Directions:
Translate this sentence from the beer tasting post into Spanish: "The carbonation is low but it's not thin, despite the strength."

═══ Provided text

11 May 2018

Ankers away!

Yesterday's megapost came to you from the Leuven Innovation Beer Festival which happened last month. I mentioned that it was organised by the Hof ten Dormaal brewery. They were also kind enough to send up a selection of their beers for us EBCU delegates to have with our lunch once we'd finished our meeting in the room at the top of the building.

The first one I tried was their collaboration with Weird Beard, the tortuously-named If Only The Hof Had A Beard. See what they did there? It's a soured IPA of a mere 3.8% ABV and poured a hazy yellow colour. The carbonation is low but it's not thin, despite the strength. The centre of the taste is a beautifully zingy lemon rind flavour, fading to a clean chalky mineral finish. This refreshing mix of mild sourness infused with hop sparks makes it fit neatly into one of my favourite sub-categories of beer. I'd drink this by the pint if I could bring myself to order it by name.

══════
═══ Listing

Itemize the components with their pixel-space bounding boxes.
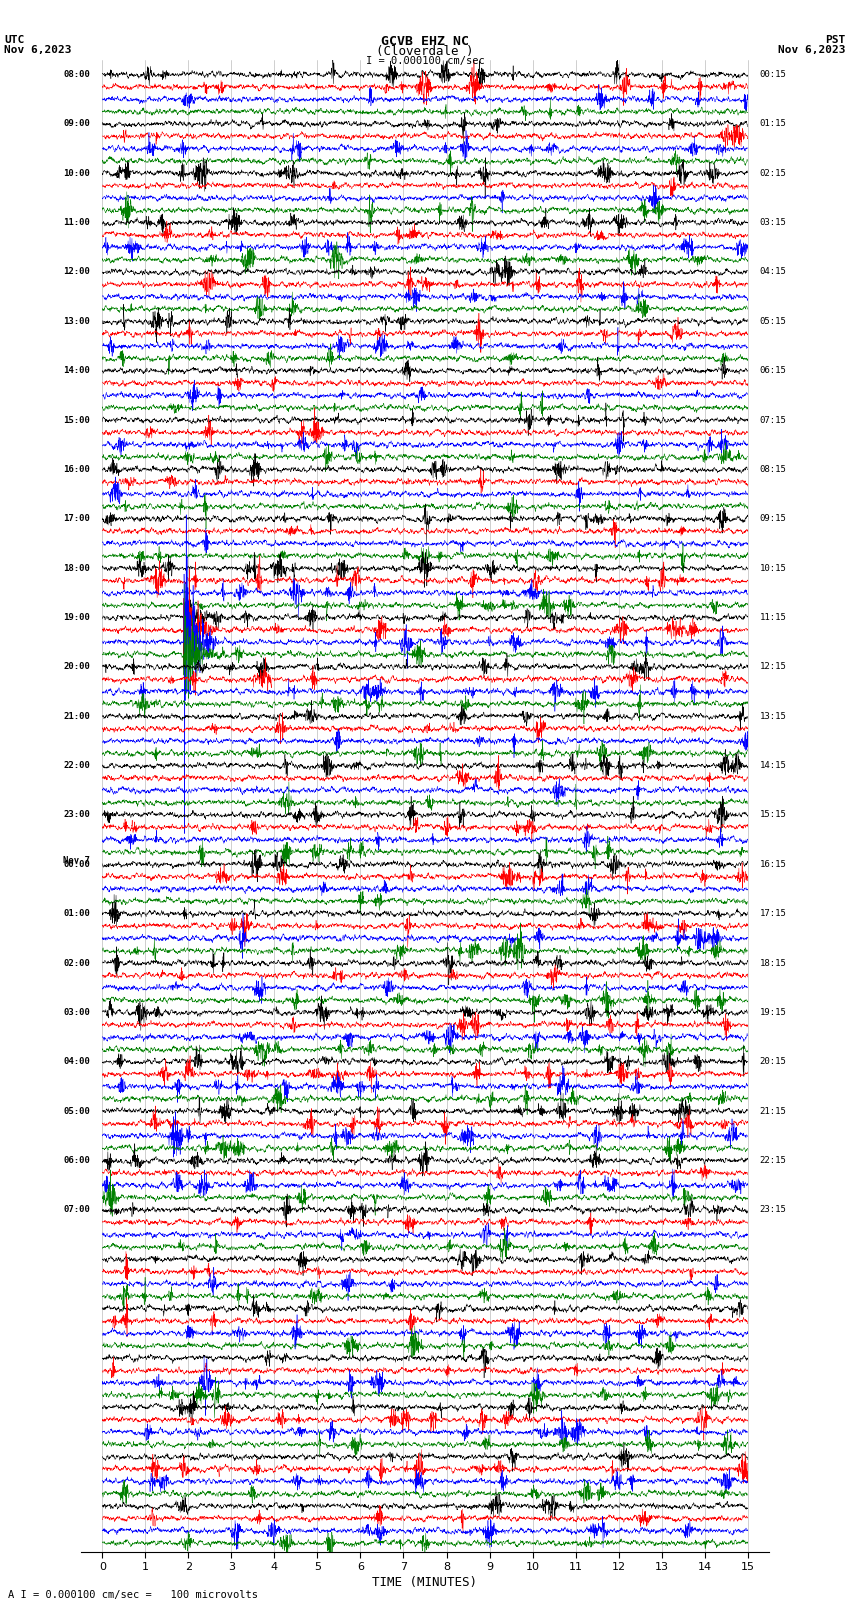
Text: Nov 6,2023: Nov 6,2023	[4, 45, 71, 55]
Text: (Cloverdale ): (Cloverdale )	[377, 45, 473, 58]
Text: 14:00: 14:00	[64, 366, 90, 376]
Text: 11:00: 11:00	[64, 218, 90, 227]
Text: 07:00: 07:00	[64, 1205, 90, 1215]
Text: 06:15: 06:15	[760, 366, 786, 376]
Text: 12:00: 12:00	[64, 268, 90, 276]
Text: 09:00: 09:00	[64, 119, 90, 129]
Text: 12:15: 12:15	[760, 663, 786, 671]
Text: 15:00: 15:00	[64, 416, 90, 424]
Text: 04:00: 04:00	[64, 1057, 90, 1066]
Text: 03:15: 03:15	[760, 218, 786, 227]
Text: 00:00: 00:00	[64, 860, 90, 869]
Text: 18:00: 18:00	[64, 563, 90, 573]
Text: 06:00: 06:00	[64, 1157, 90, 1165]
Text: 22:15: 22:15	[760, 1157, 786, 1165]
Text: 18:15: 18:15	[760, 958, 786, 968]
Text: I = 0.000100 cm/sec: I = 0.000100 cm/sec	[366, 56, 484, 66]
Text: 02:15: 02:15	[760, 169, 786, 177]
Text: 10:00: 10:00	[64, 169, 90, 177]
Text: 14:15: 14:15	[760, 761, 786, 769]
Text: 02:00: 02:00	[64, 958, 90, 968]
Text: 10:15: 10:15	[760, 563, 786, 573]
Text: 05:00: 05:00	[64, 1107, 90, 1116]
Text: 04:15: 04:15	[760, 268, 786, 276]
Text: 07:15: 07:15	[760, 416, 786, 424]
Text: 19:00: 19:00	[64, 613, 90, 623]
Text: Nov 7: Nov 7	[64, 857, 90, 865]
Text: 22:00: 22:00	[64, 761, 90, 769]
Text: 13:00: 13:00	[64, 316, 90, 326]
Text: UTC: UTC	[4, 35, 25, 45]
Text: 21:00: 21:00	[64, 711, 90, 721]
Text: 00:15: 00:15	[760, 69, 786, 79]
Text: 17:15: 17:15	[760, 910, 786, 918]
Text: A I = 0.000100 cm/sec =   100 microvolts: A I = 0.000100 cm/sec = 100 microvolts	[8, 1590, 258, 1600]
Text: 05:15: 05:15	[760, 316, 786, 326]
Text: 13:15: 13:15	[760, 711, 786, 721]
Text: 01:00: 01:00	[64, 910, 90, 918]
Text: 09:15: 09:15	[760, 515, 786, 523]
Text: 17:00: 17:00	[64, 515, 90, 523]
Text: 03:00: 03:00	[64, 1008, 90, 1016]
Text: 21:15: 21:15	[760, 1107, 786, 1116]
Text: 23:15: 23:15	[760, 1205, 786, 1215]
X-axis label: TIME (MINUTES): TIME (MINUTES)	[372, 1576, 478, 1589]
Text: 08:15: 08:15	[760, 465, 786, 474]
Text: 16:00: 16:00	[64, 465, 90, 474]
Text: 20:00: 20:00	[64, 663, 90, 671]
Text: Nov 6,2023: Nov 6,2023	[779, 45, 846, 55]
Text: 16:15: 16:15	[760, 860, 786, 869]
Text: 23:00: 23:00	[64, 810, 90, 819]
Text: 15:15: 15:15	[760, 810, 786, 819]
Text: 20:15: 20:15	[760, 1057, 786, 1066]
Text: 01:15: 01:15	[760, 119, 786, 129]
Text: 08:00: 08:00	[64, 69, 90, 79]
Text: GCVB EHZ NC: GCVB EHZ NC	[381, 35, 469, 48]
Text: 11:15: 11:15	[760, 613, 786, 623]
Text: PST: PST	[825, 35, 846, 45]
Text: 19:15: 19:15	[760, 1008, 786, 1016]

══════

Answer to the task:
La carbonatación es baja, pero no resulta aguada, a pesar de su graduación.